Excerpted data.

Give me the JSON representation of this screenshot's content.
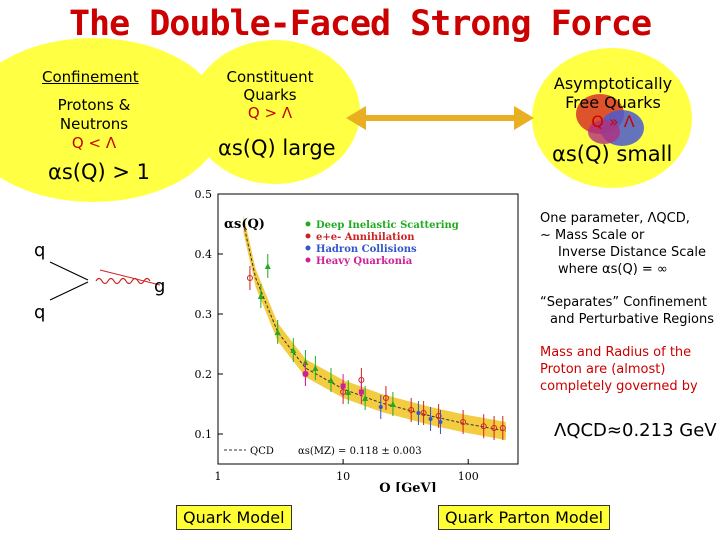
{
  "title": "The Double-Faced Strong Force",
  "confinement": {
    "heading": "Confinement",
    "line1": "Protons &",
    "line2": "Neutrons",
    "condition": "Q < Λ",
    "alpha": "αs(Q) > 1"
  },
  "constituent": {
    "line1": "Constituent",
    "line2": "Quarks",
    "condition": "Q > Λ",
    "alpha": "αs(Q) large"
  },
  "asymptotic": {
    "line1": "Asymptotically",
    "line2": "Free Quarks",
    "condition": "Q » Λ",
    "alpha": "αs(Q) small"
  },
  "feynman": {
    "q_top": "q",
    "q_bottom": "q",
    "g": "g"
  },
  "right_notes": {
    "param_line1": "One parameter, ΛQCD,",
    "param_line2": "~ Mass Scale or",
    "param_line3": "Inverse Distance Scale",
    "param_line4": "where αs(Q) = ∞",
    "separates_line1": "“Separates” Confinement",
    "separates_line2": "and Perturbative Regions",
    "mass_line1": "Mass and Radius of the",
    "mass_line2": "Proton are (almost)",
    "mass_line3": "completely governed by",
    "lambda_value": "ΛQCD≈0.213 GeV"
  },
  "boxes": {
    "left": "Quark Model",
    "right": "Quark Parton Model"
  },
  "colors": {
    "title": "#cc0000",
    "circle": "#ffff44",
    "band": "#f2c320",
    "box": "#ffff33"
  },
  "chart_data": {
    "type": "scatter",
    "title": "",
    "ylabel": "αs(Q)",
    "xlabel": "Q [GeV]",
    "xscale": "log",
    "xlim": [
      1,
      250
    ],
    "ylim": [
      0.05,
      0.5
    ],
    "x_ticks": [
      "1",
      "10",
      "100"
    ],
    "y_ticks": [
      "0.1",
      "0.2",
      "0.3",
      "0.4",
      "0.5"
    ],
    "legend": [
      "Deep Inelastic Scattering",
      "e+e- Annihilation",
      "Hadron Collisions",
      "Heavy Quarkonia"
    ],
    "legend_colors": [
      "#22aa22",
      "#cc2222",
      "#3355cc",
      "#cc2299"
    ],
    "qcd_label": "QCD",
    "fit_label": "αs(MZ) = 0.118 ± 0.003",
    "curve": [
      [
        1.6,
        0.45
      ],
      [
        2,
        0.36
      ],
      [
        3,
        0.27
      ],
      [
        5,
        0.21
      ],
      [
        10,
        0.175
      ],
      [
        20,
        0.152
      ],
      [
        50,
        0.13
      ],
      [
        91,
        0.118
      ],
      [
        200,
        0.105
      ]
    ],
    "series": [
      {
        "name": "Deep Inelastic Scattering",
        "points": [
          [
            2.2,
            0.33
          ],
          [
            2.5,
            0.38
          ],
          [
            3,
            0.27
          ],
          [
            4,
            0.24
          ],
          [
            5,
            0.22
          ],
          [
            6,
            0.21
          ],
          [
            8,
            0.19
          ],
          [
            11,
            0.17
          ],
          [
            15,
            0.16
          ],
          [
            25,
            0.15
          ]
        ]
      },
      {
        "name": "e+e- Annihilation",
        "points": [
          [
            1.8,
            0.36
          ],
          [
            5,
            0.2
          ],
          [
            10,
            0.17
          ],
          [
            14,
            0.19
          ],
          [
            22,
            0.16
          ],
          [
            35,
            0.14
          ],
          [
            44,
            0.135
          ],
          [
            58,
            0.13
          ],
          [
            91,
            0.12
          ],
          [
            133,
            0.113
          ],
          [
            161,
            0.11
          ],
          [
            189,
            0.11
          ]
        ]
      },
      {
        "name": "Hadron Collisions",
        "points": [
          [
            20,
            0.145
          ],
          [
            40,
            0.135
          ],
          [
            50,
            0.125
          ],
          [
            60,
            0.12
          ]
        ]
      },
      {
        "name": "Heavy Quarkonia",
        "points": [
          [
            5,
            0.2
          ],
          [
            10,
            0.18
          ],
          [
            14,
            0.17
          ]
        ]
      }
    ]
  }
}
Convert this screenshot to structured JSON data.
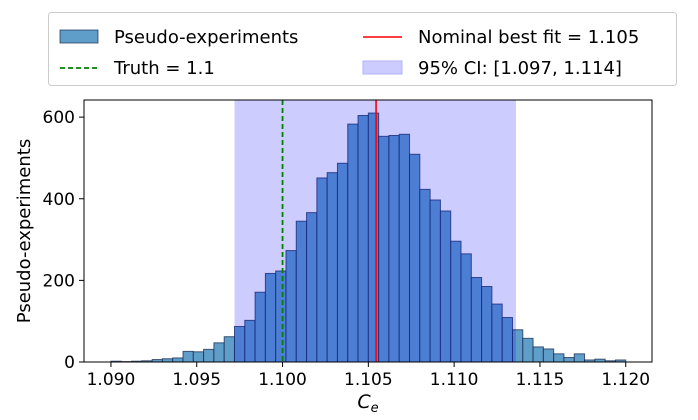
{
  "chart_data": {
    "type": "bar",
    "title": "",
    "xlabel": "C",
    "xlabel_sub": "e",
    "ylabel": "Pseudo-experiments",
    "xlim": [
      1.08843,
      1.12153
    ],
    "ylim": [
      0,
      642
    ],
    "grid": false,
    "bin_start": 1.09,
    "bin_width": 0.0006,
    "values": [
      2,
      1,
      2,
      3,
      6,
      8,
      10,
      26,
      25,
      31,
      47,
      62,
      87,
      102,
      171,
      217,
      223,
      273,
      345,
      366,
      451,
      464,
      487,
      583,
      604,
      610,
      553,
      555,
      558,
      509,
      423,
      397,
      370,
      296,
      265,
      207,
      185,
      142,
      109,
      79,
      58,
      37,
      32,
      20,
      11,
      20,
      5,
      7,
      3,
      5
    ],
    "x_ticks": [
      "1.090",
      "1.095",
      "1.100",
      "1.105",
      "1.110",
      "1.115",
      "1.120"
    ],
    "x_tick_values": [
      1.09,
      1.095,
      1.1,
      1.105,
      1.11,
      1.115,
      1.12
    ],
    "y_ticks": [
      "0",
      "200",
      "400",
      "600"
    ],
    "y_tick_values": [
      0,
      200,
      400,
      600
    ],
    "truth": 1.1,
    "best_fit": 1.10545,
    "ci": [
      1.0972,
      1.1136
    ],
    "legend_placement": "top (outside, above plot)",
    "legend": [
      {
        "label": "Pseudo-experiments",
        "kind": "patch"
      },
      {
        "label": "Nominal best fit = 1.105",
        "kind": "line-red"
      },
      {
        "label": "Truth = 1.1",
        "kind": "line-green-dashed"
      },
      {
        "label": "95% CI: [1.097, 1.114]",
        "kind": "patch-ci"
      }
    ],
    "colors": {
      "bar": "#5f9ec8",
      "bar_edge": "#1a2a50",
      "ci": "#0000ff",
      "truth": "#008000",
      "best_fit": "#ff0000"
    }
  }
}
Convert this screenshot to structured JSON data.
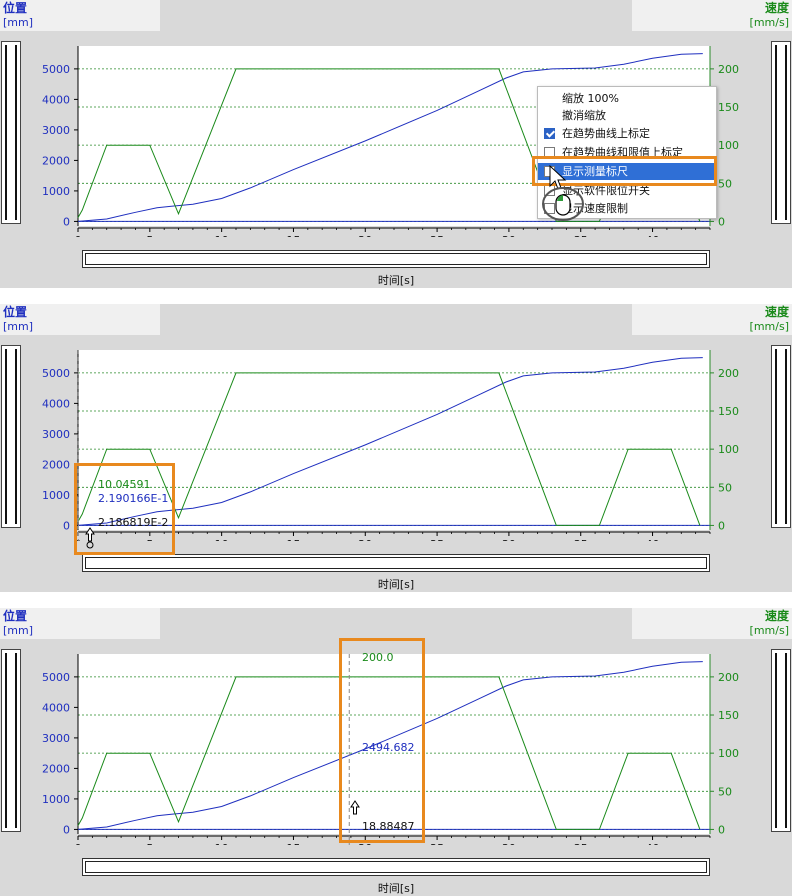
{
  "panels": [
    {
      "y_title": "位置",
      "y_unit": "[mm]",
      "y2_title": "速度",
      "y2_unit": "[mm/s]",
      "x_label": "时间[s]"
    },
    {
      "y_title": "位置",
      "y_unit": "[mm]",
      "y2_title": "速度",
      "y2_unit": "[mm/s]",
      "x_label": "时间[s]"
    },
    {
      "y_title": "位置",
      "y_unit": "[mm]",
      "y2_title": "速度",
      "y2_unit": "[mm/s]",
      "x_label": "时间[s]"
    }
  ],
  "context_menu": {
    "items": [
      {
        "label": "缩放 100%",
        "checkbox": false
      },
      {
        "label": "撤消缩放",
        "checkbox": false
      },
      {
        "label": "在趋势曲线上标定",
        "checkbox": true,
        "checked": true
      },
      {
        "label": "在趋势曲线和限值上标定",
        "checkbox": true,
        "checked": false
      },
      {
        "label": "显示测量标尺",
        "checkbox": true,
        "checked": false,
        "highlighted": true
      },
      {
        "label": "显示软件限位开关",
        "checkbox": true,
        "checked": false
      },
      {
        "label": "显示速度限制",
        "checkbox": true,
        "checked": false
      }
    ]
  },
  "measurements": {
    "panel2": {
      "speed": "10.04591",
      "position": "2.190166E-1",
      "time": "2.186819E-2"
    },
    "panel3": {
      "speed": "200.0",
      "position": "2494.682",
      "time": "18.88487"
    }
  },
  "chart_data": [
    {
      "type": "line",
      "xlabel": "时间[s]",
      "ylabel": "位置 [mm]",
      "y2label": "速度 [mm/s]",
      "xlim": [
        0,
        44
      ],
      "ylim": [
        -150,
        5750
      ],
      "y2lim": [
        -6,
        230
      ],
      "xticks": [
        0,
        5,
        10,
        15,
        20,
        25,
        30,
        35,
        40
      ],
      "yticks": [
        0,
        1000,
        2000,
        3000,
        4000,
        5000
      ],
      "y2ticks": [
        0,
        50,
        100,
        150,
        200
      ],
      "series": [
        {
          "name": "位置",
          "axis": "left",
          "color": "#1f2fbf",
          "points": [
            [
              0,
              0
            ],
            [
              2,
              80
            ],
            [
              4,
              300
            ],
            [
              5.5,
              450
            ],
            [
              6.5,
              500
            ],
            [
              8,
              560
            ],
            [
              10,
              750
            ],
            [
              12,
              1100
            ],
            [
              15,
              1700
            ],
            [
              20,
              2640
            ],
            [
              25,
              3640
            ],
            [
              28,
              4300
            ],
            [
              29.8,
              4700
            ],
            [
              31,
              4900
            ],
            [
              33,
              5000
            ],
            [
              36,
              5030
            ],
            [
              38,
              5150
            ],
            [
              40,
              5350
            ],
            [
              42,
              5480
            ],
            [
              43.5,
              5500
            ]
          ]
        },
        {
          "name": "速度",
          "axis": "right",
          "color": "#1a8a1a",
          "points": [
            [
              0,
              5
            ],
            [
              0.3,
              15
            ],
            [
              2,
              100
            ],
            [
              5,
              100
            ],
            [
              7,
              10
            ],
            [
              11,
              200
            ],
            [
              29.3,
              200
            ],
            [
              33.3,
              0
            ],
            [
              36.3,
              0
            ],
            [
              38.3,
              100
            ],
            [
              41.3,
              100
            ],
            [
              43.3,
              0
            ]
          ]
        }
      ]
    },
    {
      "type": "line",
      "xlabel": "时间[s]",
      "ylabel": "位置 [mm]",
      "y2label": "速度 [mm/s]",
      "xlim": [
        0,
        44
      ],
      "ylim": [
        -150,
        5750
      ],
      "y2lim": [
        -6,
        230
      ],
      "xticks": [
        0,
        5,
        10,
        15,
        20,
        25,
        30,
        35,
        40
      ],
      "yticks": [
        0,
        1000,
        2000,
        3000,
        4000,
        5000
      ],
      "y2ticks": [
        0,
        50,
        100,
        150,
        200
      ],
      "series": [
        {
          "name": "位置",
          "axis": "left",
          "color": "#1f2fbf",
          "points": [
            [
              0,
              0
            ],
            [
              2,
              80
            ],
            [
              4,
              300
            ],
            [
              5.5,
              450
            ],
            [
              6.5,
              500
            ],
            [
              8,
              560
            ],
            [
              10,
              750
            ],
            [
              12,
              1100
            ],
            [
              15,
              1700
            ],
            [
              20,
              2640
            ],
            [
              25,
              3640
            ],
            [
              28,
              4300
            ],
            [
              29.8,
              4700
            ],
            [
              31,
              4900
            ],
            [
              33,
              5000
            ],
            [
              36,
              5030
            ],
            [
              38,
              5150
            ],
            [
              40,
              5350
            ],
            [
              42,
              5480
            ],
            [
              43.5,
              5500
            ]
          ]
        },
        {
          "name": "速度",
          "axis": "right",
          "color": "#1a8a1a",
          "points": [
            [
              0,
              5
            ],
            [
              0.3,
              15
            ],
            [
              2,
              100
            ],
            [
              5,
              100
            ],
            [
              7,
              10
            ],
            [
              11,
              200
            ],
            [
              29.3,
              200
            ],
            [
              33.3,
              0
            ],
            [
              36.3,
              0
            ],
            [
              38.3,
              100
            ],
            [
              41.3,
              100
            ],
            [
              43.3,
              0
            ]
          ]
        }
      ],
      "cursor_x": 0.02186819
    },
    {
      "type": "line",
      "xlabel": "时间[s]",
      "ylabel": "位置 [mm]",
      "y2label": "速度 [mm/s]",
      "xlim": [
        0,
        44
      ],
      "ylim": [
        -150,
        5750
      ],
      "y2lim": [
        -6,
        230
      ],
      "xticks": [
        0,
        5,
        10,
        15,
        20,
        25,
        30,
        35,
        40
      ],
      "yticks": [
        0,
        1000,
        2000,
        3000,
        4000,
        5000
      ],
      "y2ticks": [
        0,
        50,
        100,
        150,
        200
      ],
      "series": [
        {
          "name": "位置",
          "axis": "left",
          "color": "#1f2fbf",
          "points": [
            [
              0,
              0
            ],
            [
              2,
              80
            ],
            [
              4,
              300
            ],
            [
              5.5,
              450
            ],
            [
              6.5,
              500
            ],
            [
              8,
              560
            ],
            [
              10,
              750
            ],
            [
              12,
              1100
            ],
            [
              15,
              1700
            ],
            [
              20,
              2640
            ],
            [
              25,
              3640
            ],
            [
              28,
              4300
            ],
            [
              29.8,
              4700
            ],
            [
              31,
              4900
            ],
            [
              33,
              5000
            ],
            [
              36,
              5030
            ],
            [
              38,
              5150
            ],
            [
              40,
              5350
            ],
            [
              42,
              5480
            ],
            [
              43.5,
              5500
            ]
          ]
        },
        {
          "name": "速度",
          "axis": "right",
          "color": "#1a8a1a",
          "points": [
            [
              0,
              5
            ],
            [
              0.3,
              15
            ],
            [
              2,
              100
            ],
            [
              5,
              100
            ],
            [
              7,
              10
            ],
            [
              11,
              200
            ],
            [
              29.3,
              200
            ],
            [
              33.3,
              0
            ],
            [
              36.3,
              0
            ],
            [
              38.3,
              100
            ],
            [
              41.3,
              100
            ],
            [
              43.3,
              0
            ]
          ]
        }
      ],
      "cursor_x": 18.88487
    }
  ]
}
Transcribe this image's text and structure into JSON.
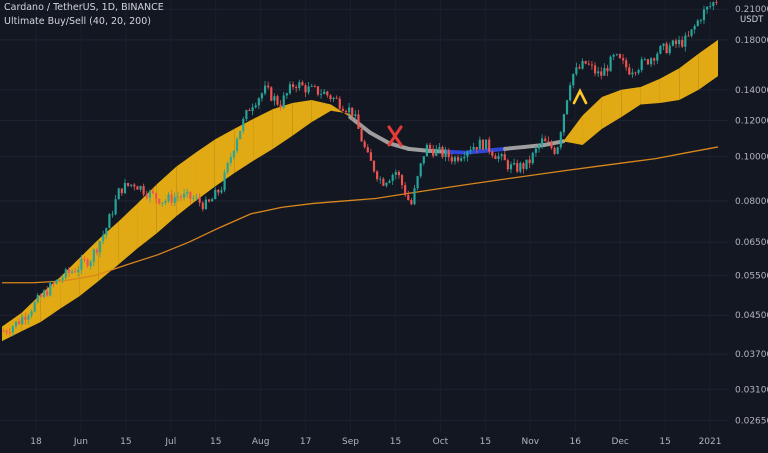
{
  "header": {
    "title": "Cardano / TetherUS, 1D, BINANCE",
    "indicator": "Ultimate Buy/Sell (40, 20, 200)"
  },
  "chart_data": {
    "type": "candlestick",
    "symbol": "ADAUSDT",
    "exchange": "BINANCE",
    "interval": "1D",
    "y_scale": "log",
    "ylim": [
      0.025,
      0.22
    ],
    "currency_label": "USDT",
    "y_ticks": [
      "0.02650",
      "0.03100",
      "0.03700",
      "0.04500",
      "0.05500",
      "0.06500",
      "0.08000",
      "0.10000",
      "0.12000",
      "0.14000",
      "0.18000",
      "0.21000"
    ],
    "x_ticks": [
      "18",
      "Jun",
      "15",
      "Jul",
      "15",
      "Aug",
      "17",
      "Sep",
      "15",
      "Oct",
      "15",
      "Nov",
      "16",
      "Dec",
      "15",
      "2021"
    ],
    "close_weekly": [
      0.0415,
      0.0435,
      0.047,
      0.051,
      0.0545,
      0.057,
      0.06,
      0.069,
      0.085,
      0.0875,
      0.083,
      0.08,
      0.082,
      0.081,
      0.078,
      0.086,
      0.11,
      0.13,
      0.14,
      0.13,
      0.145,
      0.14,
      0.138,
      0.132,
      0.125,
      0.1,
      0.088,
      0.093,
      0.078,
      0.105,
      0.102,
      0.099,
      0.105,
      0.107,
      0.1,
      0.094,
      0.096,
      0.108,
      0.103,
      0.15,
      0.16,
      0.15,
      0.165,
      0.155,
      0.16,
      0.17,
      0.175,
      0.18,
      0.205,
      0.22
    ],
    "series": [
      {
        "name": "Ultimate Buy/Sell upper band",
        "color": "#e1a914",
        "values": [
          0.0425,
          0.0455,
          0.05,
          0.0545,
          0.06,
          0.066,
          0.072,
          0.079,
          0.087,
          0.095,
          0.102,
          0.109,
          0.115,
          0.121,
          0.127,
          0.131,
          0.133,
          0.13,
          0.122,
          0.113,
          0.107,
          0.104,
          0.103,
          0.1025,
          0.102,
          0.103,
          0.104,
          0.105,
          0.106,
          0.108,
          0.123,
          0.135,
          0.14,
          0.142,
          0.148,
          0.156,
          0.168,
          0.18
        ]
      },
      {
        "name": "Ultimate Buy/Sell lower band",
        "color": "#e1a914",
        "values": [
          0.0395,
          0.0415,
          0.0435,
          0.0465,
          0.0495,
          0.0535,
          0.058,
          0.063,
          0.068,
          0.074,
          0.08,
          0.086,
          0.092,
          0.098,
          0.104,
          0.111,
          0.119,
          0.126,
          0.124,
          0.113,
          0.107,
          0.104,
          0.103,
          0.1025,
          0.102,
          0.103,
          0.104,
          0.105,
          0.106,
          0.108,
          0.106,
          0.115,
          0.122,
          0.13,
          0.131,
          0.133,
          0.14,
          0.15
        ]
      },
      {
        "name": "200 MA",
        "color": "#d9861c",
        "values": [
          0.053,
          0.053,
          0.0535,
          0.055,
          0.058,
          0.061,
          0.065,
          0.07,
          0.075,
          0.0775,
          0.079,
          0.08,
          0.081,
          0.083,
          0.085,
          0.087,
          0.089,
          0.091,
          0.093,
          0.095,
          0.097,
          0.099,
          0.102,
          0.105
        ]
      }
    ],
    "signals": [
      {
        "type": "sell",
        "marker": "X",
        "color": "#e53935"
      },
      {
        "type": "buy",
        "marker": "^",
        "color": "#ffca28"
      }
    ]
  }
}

Instructions for the task.
Copy all lines from the material that contain "ΛQCD".

Finished exercise.
    "param_line1": "One parameter, ΛQCD,",
    "lambda_value": "ΛQCD≈0.213 GeV"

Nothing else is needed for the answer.